Search the records for "this" and copy each line that holds it.
--- begin ---
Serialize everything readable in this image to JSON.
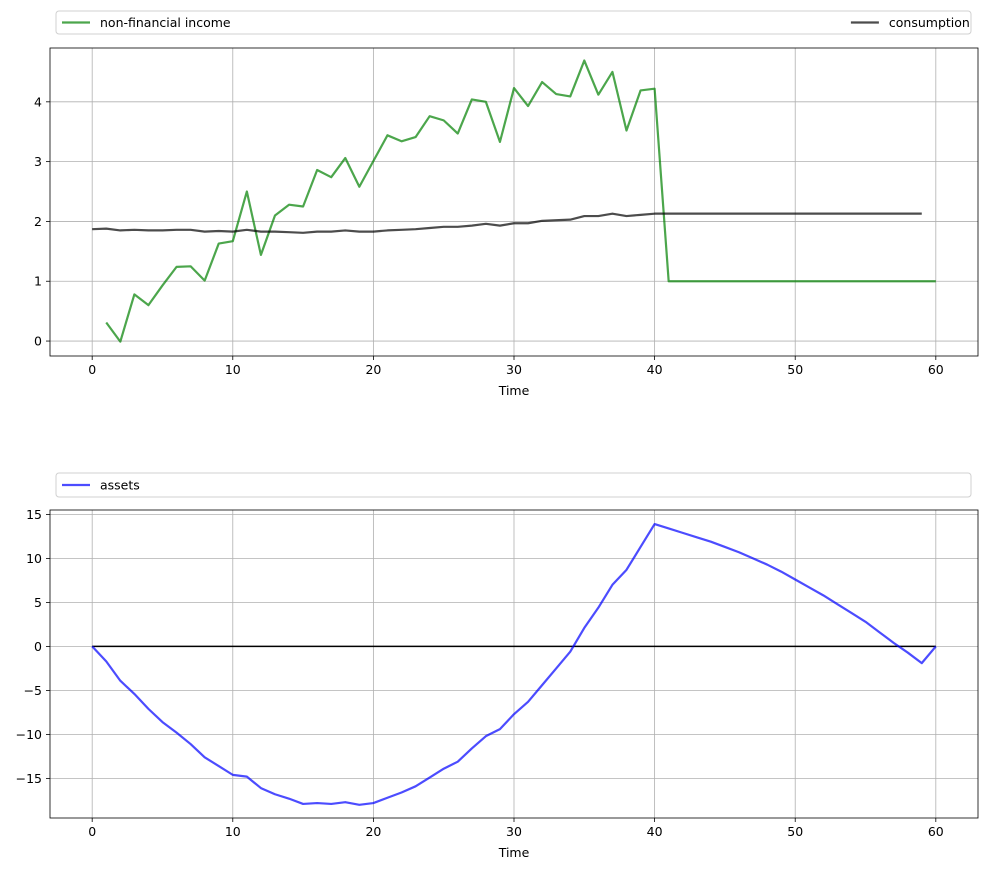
{
  "chart_data": [
    {
      "type": "line",
      "xlabel": "Time",
      "ylabel": "",
      "xlim": [
        -3,
        63
      ],
      "ylim": [
        -0.25,
        4.9
      ],
      "xticks": [
        0,
        10,
        20,
        30,
        40,
        50,
        60
      ],
      "yticks": [
        0,
        1,
        2,
        3,
        4
      ],
      "grid": true,
      "legend": {
        "placement": "top",
        "entries": [
          "non-financial income",
          "consumption"
        ]
      },
      "series": [
        {
          "name": "non-financial income",
          "color": "#008000",
          "x": [
            1,
            2,
            3,
            4,
            5,
            6,
            7,
            8,
            9,
            10,
            11,
            12,
            13,
            14,
            15,
            16,
            17,
            18,
            19,
            20,
            21,
            22,
            23,
            24,
            25,
            26,
            27,
            28,
            29,
            30,
            31,
            32,
            33,
            34,
            35,
            36,
            37,
            38,
            39,
            40,
            41,
            42,
            43,
            44,
            45,
            46,
            47,
            48,
            49,
            50,
            51,
            52,
            53,
            54,
            55,
            56,
            57,
            58,
            59,
            60
          ],
          "values": [
            0.31,
            -0.01,
            0.78,
            0.6,
            0.93,
            1.24,
            1.25,
            1.01,
            1.63,
            1.67,
            2.5,
            1.44,
            2.1,
            2.28,
            2.25,
            2.86,
            2.74,
            3.06,
            2.58,
            3.01,
            3.44,
            3.34,
            3.41,
            3.76,
            3.69,
            3.47,
            4.04,
            4.0,
            3.33,
            4.23,
            3.93,
            4.33,
            4.13,
            4.09,
            4.69,
            4.12,
            4.5,
            3.52,
            4.19,
            4.22,
            1.0,
            1.0,
            1.0,
            1.0,
            1.0,
            1.0,
            1.0,
            1.0,
            1.0,
            1.0,
            1.0,
            1.0,
            1.0,
            1.0,
            1.0,
            1.0,
            1.0,
            1.0,
            1.0,
            1.0
          ]
        },
        {
          "name": "consumption",
          "color": "#000000",
          "x": [
            0,
            1,
            2,
            3,
            4,
            5,
            6,
            7,
            8,
            9,
            10,
            11,
            12,
            13,
            14,
            15,
            16,
            17,
            18,
            19,
            20,
            21,
            22,
            23,
            24,
            25,
            26,
            27,
            28,
            29,
            30,
            31,
            32,
            33,
            34,
            35,
            36,
            37,
            38,
            39,
            40,
            41,
            42,
            43,
            44,
            45,
            46,
            47,
            48,
            49,
            50,
            51,
            52,
            53,
            54,
            55,
            56,
            57,
            58,
            59
          ],
          "values": [
            1.87,
            1.88,
            1.85,
            1.86,
            1.85,
            1.85,
            1.86,
            1.86,
            1.83,
            1.84,
            1.83,
            1.86,
            1.83,
            1.83,
            1.82,
            1.81,
            1.83,
            1.83,
            1.85,
            1.83,
            1.83,
            1.85,
            1.86,
            1.87,
            1.89,
            1.91,
            1.91,
            1.93,
            1.96,
            1.93,
            1.97,
            1.97,
            2.01,
            2.02,
            2.03,
            2.09,
            2.09,
            2.13,
            2.09,
            2.11,
            2.13,
            2.13,
            2.13,
            2.13,
            2.13,
            2.13,
            2.13,
            2.13,
            2.13,
            2.13,
            2.13,
            2.13,
            2.13,
            2.13,
            2.13,
            2.13,
            2.13,
            2.13,
            2.13,
            2.13
          ]
        }
      ]
    },
    {
      "type": "line",
      "xlabel": "Time",
      "ylabel": "",
      "xlim": [
        -3,
        63
      ],
      "ylim": [
        -19.5,
        15.5
      ],
      "xticks": [
        0,
        10,
        20,
        30,
        40,
        50,
        60
      ],
      "yticks": [
        -15,
        -10,
        -5,
        0,
        5,
        10,
        15
      ],
      "grid": true,
      "legend": {
        "placement": "top",
        "entries": [
          "assets"
        ]
      },
      "zero_line": {
        "y": 0,
        "x": [
          0,
          60
        ],
        "color": "#000000"
      },
      "series": [
        {
          "name": "assets",
          "color": "#0000ff",
          "x": [
            0,
            1,
            2,
            3,
            4,
            5,
            6,
            7,
            8,
            9,
            10,
            11,
            12,
            13,
            14,
            15,
            16,
            17,
            18,
            19,
            20,
            21,
            22,
            23,
            24,
            25,
            26,
            27,
            28,
            29,
            30,
            31,
            32,
            33,
            34,
            35,
            36,
            37,
            38,
            39,
            40,
            41,
            42,
            43,
            44,
            45,
            46,
            47,
            48,
            49,
            50,
            51,
            52,
            53,
            54,
            55,
            56,
            57,
            58,
            59,
            60
          ],
          "values": [
            0,
            -1.7,
            -3.9,
            -5.4,
            -7.1,
            -8.6,
            -9.8,
            -11.1,
            -12.6,
            -13.6,
            -14.6,
            -14.8,
            -16.1,
            -16.8,
            -17.3,
            -17.9,
            -17.8,
            -17.9,
            -17.7,
            -18.0,
            -17.8,
            -17.2,
            -16.6,
            -15.9,
            -14.9,
            -13.9,
            -13.1,
            -11.6,
            -10.2,
            -9.4,
            -7.7,
            -6.3,
            -4.4,
            -2.5,
            -0.6,
            2.1,
            4.4,
            7.0,
            8.7,
            11.3,
            13.9,
            13.4,
            12.9,
            12.4,
            11.9,
            11.3,
            10.7,
            10.0,
            9.3,
            8.5,
            7.6,
            6.7,
            5.8,
            4.8,
            3.8,
            2.8,
            1.6,
            0.4,
            -0.7,
            -1.9,
            0
          ]
        }
      ]
    }
  ]
}
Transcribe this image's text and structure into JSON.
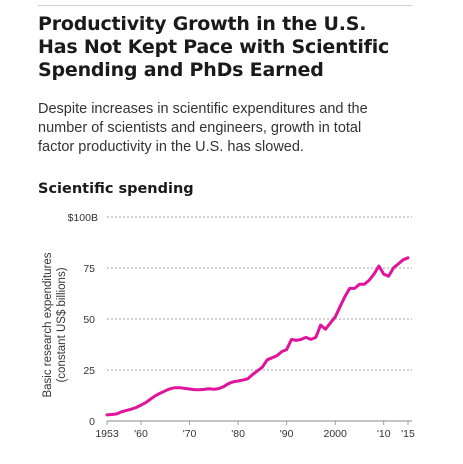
{
  "header": {
    "title_lines": [
      "Productivity Growth in the U.S.",
      "Has Not Kept Pace with Scientific",
      "Spending and PhDs Earned"
    ],
    "subtitle_lines": [
      "Despite increases in scientific expenditures and the",
      "number of scientists and engineers, growth in total",
      "factor productivity in the U.S. has slowed."
    ]
  },
  "colors": {
    "line": "#e0139b",
    "grid": "#888888",
    "text": "#333333"
  },
  "chart_data": {
    "type": "line",
    "title": "Scientific spending",
    "ylabel_lines": [
      "Basic research expenditures",
      "(constant US$ billions)"
    ],
    "ylim": [
      0,
      100
    ],
    "xlim": [
      1953,
      2015
    ],
    "y_ticks": [
      {
        "value": 0,
        "label": "0"
      },
      {
        "value": 25,
        "label": "25"
      },
      {
        "value": 50,
        "label": "50"
      },
      {
        "value": 75,
        "label": "75"
      },
      {
        "value": 100,
        "label": "$100B"
      }
    ],
    "x_ticks": [
      {
        "value": 1953,
        "label": "1953"
      },
      {
        "value": 1960,
        "label": "'60"
      },
      {
        "value": 1970,
        "label": "'70"
      },
      {
        "value": 1980,
        "label": "'80"
      },
      {
        "value": 1990,
        "label": "'90"
      },
      {
        "value": 2000,
        "label": "2000"
      },
      {
        "value": 2010,
        "label": "'10"
      },
      {
        "value": 2015,
        "label": "'15"
      }
    ],
    "grid": "horizontal dashed",
    "series": [
      {
        "x": [
          1953,
          1954,
          1955,
          1956,
          1957,
          1958,
          1959,
          1960,
          1961,
          1962,
          1963,
          1964,
          1965,
          1966,
          1967,
          1968,
          1969,
          1970,
          1971,
          1972,
          1973,
          1974,
          1975,
          1976,
          1977,
          1978,
          1979,
          1980,
          1981,
          1982,
          1983,
          1984,
          1985,
          1986,
          1987,
          1988,
          1989,
          1990,
          1991,
          1992,
          1993,
          1994,
          1995,
          1996,
          1997,
          1998,
          1999,
          2000,
          2001,
          2002,
          2003,
          2004,
          2005,
          2006,
          2007,
          2008,
          2009,
          2010,
          2011,
          2012,
          2013,
          2014,
          2015
        ],
        "values": [
          3,
          3.2,
          3.5,
          4.5,
          5.2,
          5.8,
          6.6,
          7.8,
          9,
          10.8,
          12.4,
          13.7,
          14.8,
          15.8,
          16.3,
          16.3,
          16,
          15.7,
          15.4,
          15.3,
          15.5,
          15.8,
          15.6,
          15.9,
          16.8,
          18.3,
          19.2,
          19.6,
          20.1,
          20.7,
          22.8,
          24.6,
          26.4,
          30,
          31,
          32,
          34,
          35,
          40,
          39.5,
          40,
          41,
          40,
          41,
          47,
          45,
          48,
          51,
          56,
          61,
          65,
          65,
          67,
          67,
          69,
          72,
          76,
          72,
          71,
          75,
          77,
          79,
          80
        ]
      }
    ]
  }
}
--- end ---
# ANSWER TO THE TASK
Serialize everything readable in this image to JSON.
Transcribe this image's text and structure into JSON.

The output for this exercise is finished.